**Exercise objective:**
In the material below, find how many lines contain the string "expected". Write only that number.

(Stored entries)
╭──
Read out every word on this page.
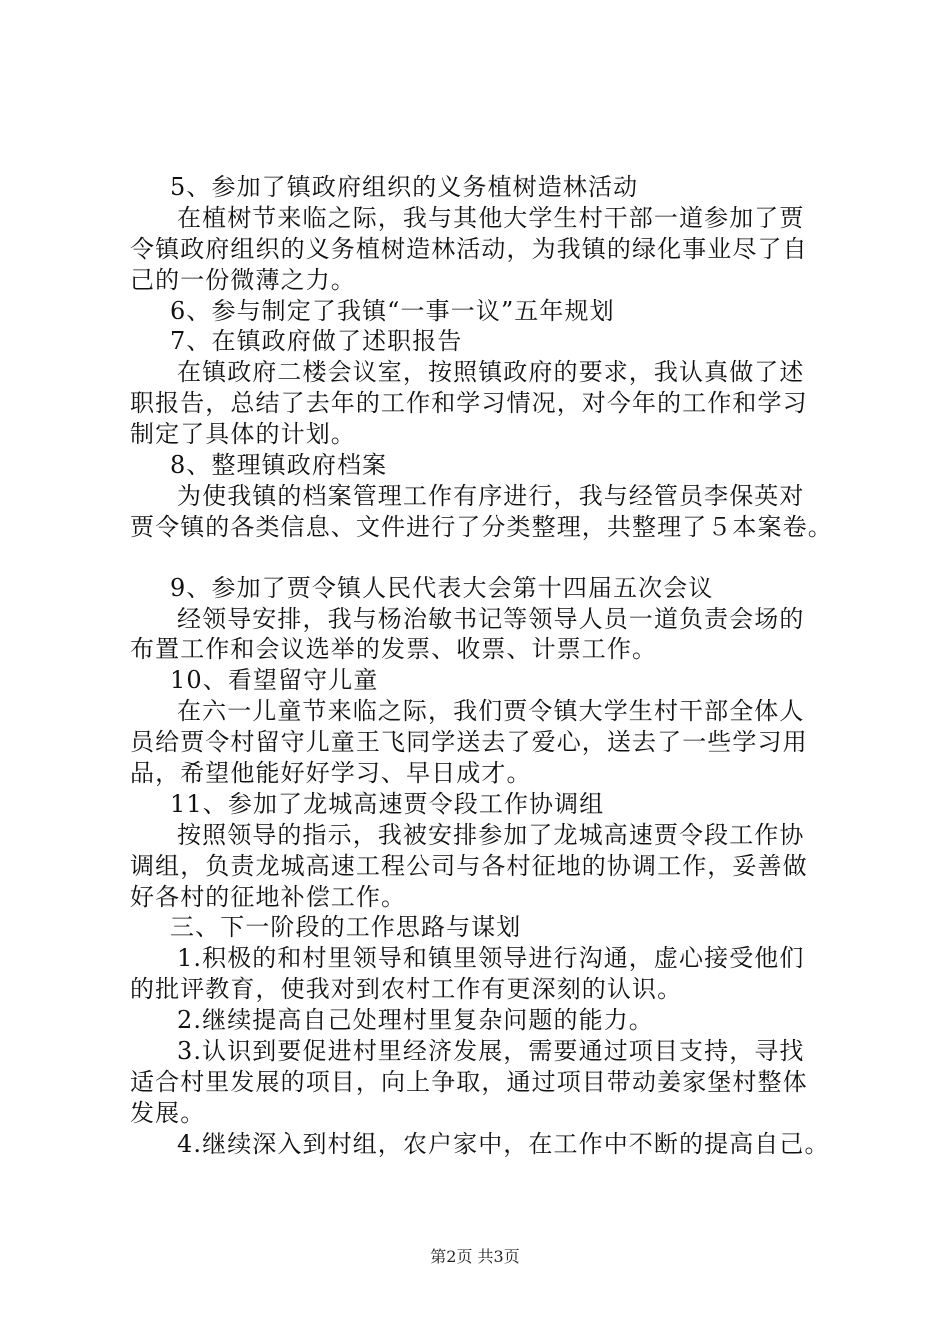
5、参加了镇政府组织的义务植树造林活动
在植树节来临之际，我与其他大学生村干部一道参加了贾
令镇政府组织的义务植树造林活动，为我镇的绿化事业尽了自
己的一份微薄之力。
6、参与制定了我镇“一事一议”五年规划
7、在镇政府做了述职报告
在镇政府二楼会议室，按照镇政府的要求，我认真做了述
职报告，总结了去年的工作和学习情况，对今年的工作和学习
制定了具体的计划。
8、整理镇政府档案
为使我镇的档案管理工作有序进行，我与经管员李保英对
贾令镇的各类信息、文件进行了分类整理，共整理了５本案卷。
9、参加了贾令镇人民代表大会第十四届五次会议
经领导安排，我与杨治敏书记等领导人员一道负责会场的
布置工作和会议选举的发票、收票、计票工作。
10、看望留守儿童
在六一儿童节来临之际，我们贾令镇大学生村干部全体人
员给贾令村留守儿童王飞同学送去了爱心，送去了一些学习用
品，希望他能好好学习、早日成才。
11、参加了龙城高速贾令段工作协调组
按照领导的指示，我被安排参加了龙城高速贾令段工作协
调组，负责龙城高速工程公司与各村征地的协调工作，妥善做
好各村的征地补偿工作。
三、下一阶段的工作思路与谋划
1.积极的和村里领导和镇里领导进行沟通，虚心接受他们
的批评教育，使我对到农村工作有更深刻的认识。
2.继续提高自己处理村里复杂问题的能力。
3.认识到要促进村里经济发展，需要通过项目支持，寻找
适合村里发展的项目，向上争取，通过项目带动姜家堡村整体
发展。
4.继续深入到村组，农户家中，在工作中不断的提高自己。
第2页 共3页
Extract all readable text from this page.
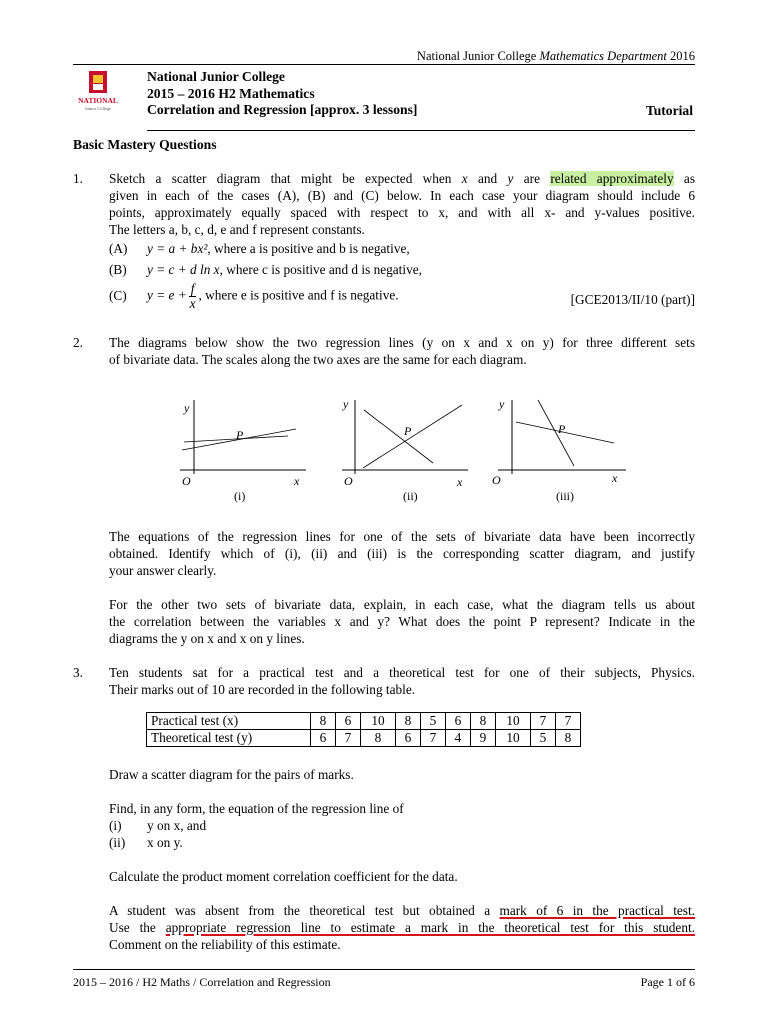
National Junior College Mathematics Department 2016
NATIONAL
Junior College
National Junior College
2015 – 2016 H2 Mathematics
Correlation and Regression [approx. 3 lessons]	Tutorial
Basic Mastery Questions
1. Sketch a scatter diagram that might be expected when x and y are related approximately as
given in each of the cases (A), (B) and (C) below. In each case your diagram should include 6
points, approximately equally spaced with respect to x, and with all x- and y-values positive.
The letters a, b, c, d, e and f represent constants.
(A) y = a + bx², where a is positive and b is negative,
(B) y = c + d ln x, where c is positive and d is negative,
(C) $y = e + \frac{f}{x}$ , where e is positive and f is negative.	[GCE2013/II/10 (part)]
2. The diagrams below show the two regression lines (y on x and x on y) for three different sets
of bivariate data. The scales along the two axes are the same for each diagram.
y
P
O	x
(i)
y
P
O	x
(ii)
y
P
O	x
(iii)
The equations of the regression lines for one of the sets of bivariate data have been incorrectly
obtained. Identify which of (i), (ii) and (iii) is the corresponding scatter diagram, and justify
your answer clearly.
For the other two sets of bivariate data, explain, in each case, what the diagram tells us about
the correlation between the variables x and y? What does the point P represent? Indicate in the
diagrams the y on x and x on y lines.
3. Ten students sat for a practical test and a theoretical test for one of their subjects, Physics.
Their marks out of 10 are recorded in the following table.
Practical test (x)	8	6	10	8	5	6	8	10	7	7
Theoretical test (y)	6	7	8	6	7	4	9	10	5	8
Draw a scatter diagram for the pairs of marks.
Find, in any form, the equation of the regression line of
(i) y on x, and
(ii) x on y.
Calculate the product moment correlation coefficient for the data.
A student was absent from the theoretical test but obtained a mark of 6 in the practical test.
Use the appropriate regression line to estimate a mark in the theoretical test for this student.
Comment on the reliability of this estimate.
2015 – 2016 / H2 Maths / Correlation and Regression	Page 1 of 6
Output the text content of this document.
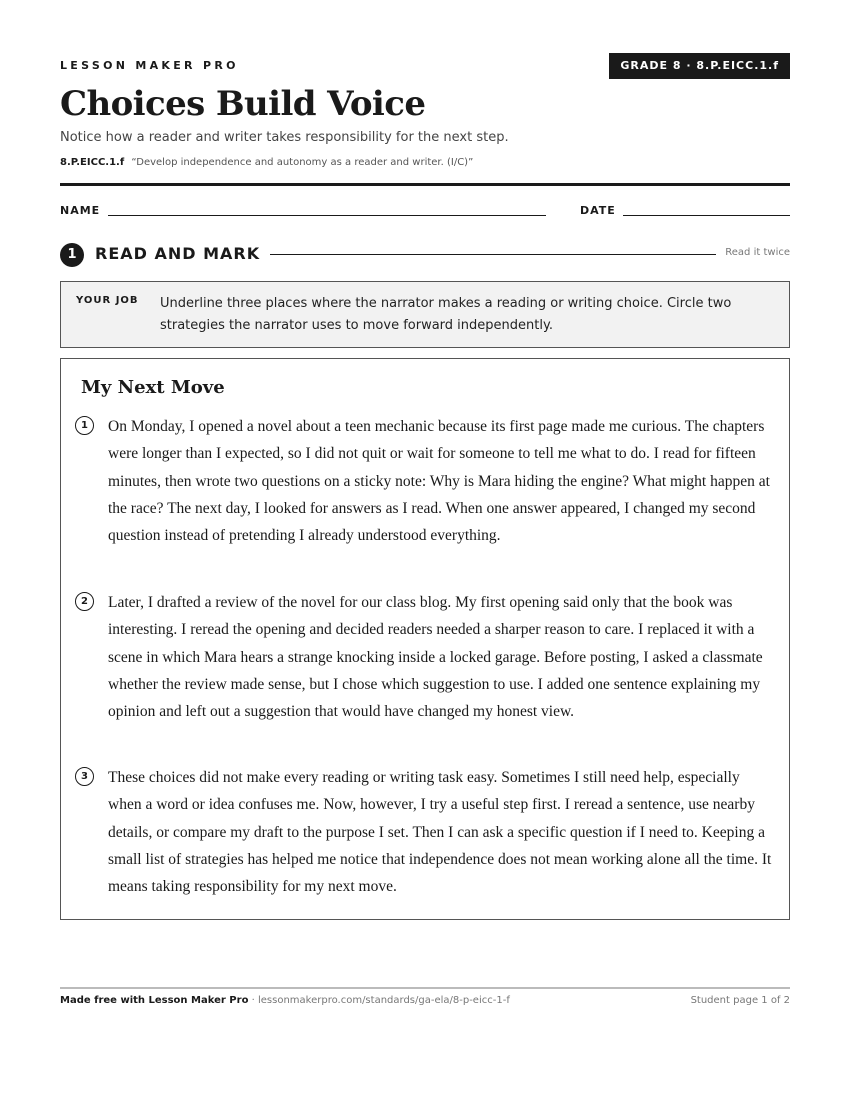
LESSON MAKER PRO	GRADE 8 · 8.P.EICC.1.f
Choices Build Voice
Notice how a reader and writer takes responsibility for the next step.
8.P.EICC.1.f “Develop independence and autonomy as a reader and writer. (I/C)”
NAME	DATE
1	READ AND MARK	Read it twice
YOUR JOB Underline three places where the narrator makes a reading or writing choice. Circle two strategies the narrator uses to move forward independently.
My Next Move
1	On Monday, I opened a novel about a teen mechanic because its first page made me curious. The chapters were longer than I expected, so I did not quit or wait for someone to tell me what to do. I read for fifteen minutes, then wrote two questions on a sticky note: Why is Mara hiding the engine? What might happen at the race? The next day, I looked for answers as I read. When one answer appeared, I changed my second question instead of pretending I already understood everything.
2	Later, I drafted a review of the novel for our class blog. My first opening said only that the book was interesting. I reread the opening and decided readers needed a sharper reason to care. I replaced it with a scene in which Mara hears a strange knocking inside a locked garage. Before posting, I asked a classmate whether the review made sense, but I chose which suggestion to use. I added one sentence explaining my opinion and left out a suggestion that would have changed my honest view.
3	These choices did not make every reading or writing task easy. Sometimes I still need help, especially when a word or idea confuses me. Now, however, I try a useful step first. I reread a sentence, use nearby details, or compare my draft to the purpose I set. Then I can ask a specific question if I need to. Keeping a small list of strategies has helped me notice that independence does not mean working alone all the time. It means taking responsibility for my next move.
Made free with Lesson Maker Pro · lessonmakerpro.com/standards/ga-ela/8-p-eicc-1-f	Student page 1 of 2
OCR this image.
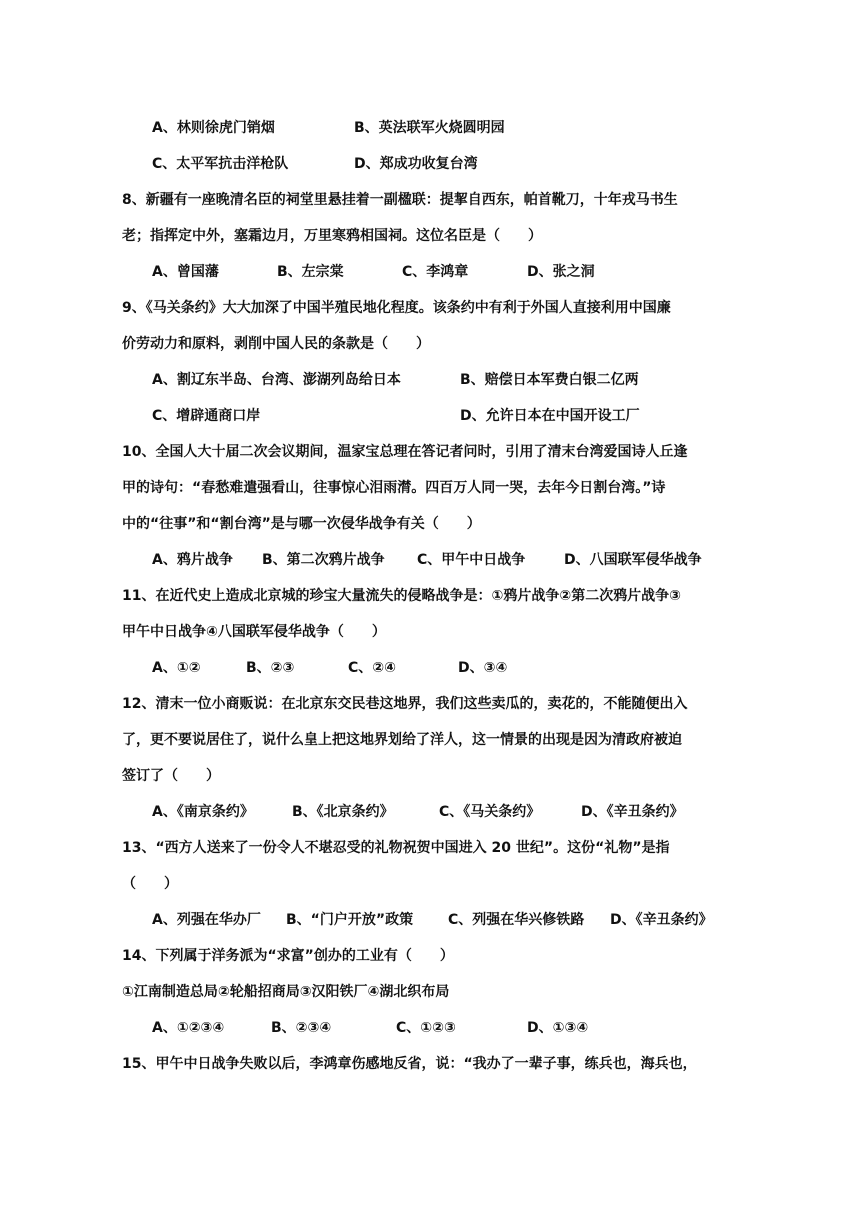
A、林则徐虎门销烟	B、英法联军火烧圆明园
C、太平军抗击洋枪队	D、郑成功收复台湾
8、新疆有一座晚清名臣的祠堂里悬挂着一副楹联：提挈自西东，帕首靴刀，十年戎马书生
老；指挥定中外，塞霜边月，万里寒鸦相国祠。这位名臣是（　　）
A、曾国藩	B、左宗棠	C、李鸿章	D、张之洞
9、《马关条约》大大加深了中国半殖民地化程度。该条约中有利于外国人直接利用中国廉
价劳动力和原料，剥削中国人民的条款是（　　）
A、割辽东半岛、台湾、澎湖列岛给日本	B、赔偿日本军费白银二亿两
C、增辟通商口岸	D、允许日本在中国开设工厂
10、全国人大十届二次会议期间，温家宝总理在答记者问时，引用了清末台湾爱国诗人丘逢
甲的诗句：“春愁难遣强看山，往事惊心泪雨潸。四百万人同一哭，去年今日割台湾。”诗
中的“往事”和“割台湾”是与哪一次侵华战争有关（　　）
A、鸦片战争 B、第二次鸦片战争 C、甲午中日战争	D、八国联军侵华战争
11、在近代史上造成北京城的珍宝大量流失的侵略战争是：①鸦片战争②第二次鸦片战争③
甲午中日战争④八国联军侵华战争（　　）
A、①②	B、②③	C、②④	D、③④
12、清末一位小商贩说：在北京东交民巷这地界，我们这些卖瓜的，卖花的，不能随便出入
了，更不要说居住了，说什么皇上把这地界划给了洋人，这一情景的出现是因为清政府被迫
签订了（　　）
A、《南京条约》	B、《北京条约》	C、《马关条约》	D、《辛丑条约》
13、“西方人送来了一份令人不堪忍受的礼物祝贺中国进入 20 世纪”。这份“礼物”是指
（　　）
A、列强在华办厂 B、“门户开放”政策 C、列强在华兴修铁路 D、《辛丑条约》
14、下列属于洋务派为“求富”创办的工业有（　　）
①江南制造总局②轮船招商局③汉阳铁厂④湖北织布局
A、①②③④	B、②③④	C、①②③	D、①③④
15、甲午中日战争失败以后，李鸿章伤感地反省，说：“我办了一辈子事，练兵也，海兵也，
╰──
**Solution:**
2